Directions for this task:
Give the number of lines containing the word "clase", and nothing else.
==============================
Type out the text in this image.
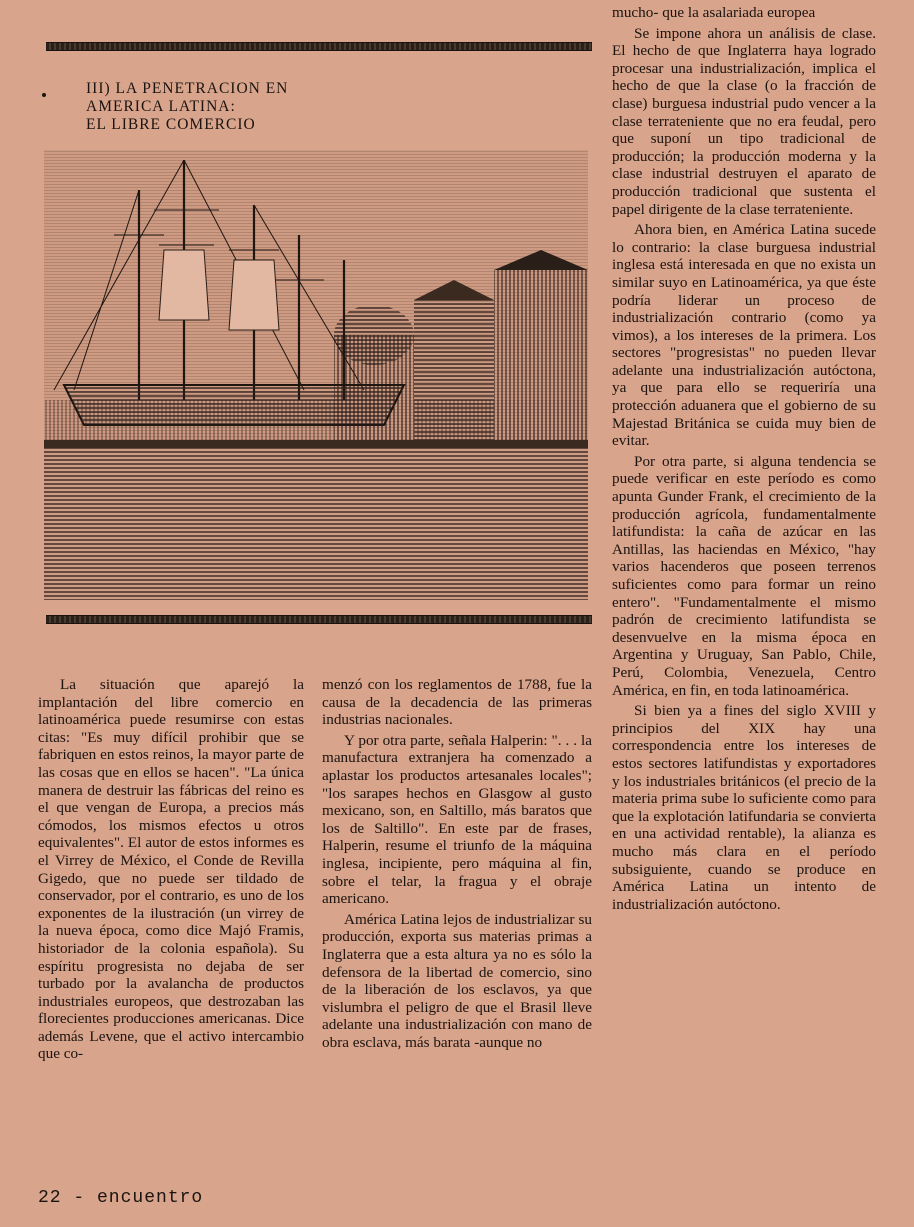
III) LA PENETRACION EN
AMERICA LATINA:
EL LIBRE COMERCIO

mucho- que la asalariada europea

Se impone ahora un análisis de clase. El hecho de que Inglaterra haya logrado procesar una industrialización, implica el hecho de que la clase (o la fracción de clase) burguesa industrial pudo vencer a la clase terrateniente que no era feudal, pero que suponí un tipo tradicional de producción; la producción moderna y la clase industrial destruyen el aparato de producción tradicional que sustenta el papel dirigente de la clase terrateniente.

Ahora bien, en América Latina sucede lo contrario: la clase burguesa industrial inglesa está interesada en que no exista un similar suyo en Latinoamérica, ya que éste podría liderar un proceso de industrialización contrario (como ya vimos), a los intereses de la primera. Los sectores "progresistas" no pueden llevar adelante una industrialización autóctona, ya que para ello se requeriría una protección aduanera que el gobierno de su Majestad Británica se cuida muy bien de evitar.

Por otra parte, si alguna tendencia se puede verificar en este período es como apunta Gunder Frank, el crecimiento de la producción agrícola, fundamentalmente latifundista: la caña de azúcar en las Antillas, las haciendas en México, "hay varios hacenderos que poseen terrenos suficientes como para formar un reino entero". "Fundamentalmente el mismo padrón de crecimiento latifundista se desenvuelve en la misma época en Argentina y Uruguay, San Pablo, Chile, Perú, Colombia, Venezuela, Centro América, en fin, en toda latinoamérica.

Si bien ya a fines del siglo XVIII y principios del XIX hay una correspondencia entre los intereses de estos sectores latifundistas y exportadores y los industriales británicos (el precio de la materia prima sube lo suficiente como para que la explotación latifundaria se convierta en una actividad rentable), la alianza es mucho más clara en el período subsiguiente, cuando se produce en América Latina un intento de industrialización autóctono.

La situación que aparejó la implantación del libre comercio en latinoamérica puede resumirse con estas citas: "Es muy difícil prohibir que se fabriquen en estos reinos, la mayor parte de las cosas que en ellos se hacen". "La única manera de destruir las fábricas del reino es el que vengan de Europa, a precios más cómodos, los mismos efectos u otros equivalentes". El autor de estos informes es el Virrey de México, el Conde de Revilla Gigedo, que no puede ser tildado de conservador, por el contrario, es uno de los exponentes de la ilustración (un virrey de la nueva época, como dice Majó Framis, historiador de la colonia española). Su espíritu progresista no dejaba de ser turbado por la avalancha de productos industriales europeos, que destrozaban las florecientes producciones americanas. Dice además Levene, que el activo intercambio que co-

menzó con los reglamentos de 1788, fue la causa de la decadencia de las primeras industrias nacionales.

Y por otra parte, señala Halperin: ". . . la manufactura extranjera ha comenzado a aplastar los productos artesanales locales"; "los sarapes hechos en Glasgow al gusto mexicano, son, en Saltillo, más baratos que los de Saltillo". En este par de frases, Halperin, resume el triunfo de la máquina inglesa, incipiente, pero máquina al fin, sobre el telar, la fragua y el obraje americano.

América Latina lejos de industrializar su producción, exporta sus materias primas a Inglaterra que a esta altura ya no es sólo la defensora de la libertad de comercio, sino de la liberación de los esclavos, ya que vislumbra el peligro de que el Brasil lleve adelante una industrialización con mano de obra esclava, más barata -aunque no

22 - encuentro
==============================
Result of this task:
2